___ READING PASSAGE ___
I’m not claiming that it’s definitely caused by dotest and that moving away from dotest is going to fix all the problems. Rather, I’m claiming that dotest has an unknown amount of flakiness (which may be 0, but may be large), and the alternative has a known amount of flakiness (which is very close to, if not equal to 0). So we should do it because, among other benefits, it replaces an unknown with a known that is at least as good, if not better.

In this sense, the current setup makes an excellent integration test
suite – if you run the tests and they pass, you can be fairly
confident that the debugging on your system is setup correctly.
However, it makes a very bad regression test suite, as the tests will
be checking something different on each machine.

So I believe we need more lightweight tests, and lldb-test can provide
us with that. The main question for me (and that’s something I don’t
really have an answer to) is how to make writing tests like that easy.
___ INFORMATION GIVEN ___
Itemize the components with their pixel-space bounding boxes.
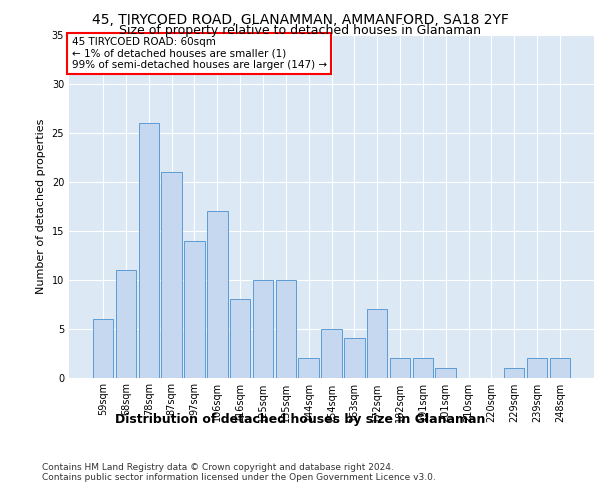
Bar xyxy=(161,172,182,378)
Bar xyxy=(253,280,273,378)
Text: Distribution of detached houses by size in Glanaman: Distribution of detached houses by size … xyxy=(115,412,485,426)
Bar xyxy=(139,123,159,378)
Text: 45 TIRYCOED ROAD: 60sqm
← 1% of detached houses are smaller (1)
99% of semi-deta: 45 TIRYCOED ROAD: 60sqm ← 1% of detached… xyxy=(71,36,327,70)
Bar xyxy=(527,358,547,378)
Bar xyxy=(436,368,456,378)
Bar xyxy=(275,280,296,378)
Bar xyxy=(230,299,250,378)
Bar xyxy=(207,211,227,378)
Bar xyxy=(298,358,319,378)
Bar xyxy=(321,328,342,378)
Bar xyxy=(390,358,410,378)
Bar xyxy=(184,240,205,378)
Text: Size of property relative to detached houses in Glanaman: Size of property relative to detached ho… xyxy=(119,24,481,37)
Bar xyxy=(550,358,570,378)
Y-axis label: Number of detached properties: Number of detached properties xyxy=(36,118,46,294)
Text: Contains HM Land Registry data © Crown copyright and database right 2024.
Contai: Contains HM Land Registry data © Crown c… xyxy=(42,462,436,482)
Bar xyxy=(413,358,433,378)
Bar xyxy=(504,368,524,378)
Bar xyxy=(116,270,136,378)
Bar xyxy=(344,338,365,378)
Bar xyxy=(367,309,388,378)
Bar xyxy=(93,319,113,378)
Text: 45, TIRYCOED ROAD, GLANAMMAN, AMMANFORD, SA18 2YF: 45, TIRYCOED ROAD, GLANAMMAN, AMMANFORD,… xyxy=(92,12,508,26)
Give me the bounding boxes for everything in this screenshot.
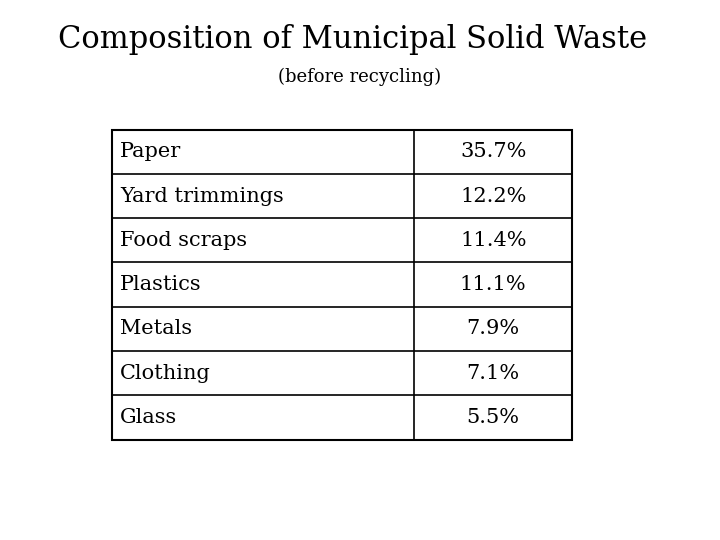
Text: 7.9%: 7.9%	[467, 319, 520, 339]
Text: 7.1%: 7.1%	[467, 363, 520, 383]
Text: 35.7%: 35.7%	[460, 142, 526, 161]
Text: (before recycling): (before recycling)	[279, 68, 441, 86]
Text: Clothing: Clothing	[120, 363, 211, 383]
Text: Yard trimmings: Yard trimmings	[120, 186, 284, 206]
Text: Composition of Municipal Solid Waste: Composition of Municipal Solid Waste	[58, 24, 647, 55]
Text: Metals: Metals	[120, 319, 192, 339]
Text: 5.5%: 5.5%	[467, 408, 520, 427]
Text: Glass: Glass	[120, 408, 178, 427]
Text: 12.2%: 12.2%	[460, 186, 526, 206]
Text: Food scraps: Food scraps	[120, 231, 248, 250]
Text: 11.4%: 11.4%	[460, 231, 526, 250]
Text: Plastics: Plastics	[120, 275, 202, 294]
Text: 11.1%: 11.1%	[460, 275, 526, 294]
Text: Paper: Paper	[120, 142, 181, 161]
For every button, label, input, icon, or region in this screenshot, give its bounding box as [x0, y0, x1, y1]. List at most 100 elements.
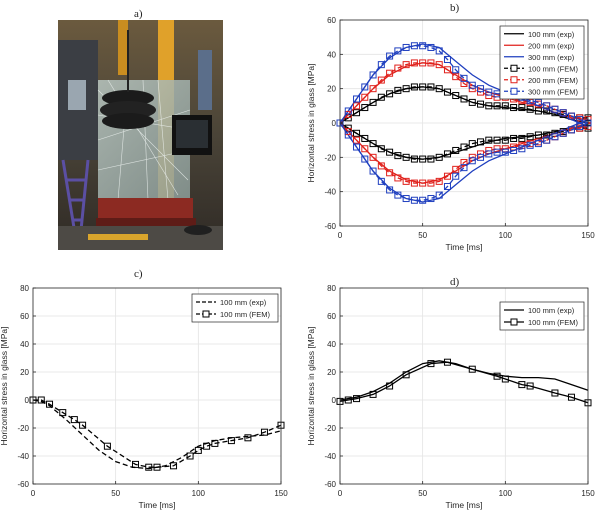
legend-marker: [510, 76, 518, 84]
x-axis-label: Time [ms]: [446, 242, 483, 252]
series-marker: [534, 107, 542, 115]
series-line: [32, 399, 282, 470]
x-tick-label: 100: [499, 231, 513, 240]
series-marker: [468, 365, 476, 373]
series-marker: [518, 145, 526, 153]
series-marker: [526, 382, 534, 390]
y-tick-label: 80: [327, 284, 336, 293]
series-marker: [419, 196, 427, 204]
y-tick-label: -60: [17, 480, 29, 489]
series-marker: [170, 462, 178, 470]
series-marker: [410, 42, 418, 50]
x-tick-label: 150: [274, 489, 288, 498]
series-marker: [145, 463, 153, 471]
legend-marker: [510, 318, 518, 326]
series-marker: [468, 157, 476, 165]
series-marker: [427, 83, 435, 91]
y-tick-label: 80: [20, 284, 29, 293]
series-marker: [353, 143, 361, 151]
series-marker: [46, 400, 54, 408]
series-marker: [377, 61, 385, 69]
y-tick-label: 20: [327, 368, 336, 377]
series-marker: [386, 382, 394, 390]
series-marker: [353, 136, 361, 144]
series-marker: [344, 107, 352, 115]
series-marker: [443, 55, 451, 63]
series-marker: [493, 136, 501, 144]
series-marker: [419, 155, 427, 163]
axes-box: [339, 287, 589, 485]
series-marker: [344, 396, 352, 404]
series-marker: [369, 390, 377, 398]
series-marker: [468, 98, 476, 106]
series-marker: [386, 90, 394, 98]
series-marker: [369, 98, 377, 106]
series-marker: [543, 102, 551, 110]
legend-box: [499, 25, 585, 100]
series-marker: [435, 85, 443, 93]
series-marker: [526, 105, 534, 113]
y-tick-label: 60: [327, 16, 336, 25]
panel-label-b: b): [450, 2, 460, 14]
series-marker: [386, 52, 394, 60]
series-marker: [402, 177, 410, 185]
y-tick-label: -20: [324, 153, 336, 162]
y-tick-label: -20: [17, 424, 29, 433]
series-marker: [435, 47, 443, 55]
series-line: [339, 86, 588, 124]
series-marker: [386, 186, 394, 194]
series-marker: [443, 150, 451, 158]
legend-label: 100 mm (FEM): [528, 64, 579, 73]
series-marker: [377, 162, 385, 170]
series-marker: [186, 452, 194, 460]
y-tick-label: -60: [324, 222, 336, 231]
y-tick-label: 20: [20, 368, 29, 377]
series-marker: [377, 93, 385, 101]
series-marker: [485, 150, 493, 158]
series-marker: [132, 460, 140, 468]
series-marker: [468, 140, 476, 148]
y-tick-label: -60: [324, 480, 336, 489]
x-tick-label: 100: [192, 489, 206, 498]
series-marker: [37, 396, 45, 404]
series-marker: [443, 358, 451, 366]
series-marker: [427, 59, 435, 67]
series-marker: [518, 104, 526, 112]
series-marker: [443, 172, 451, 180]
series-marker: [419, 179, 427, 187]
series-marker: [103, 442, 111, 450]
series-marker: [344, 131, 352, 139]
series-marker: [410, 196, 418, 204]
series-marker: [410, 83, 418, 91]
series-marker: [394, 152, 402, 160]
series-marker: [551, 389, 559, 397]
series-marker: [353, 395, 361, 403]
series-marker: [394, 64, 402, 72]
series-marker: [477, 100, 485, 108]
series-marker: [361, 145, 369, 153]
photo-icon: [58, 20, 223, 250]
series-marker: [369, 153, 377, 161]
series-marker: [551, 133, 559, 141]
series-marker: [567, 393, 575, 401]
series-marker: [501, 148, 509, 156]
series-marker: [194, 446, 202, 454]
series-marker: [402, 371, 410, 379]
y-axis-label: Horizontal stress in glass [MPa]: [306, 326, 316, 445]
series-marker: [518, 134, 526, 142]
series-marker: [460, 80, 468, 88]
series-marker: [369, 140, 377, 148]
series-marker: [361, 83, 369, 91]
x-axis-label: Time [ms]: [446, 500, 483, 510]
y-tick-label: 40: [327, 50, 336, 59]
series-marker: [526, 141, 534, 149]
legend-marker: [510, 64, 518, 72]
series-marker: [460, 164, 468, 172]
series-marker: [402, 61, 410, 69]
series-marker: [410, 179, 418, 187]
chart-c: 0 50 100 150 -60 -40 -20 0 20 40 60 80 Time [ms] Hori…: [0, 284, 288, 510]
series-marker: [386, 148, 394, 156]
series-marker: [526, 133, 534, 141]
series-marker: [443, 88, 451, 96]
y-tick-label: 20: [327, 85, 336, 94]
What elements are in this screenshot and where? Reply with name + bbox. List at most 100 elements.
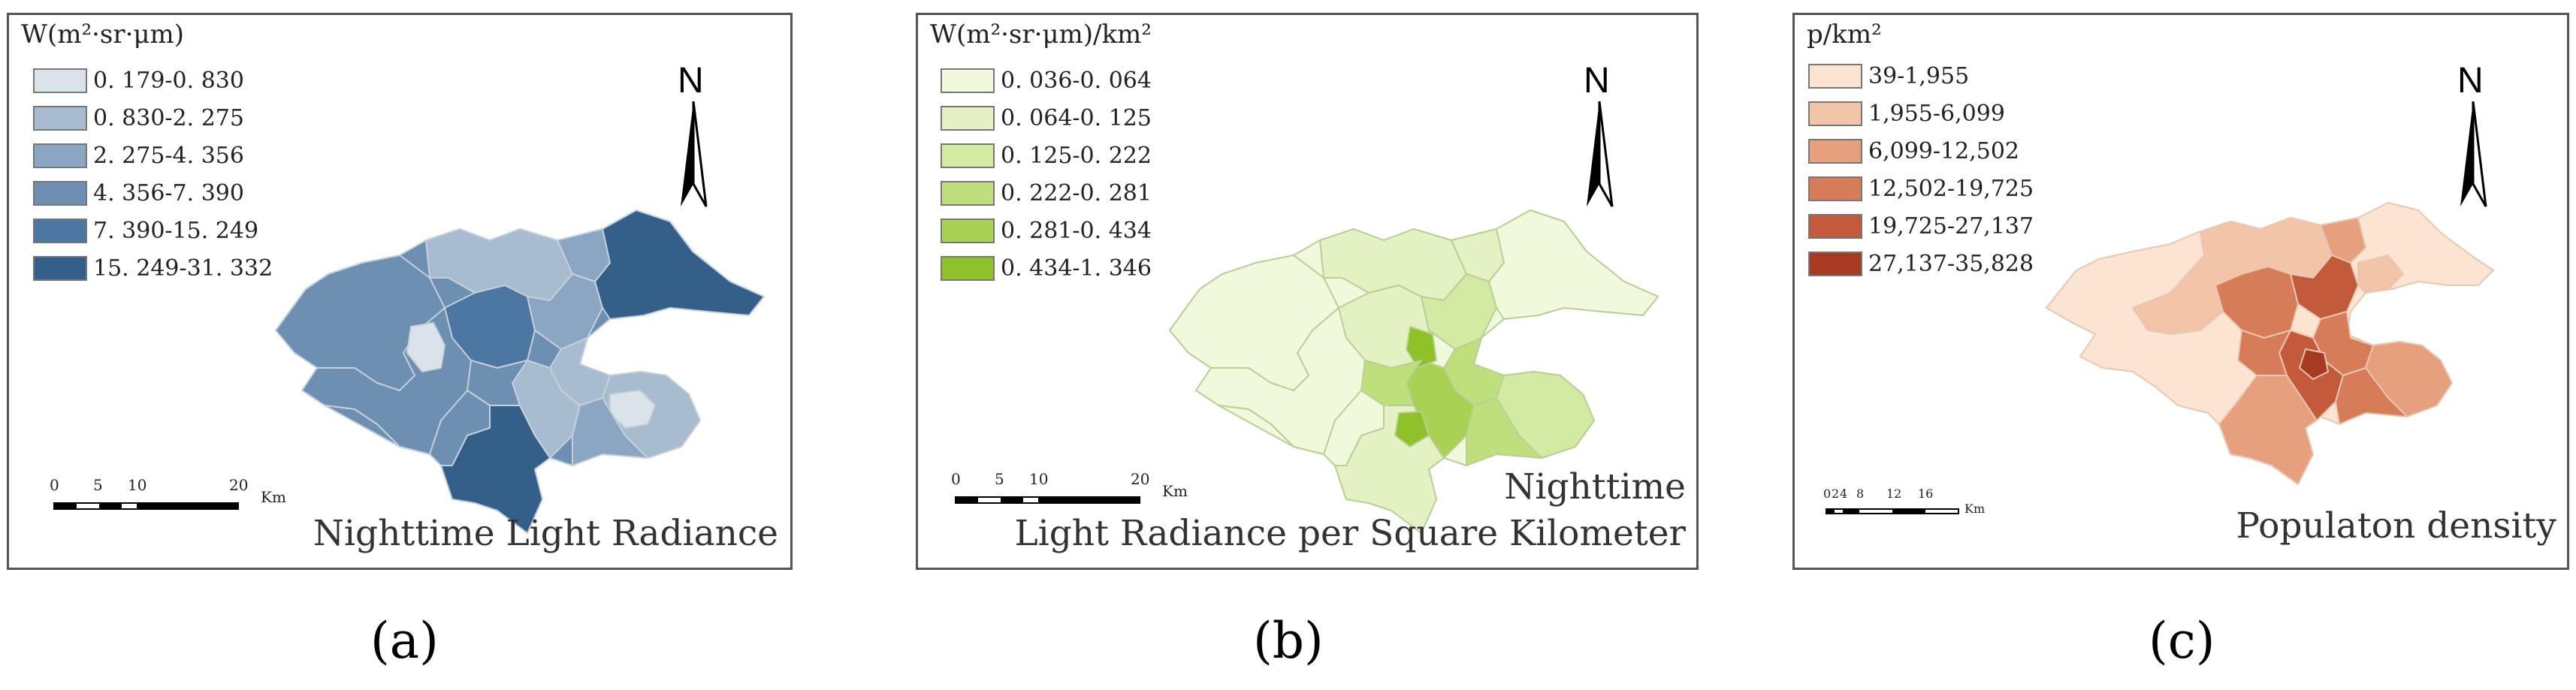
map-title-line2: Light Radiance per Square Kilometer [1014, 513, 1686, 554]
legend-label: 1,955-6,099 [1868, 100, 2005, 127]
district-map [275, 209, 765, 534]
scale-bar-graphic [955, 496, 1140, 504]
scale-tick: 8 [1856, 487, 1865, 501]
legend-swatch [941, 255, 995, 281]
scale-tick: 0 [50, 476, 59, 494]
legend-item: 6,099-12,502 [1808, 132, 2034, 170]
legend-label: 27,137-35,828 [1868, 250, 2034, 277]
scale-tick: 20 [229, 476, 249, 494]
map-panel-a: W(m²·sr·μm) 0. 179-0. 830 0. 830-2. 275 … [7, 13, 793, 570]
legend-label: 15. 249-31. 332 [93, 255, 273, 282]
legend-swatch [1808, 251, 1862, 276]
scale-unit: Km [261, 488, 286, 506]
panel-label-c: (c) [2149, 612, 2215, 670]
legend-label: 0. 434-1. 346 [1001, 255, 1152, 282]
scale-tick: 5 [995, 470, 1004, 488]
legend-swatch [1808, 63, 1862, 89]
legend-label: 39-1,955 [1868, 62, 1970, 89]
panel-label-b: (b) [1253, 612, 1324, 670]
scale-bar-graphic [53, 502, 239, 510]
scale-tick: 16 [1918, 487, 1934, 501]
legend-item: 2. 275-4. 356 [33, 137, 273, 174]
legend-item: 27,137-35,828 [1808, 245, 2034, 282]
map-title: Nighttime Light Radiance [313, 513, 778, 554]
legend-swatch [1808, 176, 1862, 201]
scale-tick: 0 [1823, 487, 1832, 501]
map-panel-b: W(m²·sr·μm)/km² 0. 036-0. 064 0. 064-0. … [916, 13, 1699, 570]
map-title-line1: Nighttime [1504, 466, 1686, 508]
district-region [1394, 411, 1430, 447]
___
■ WHAT THE TASK REQUIRES:
In the text about testing with dotest and lldb-test, quote everything from "So I believe" down to "like that easy.". The rows have nothing to do with the text.

■ WRITTEN SOLUTION:
So I believe we need more lightweight tests, and lldb-test can provide
us with that. The main question for me (and that’s something I don’t
really have an answer to) is how to make writing tests like that easy.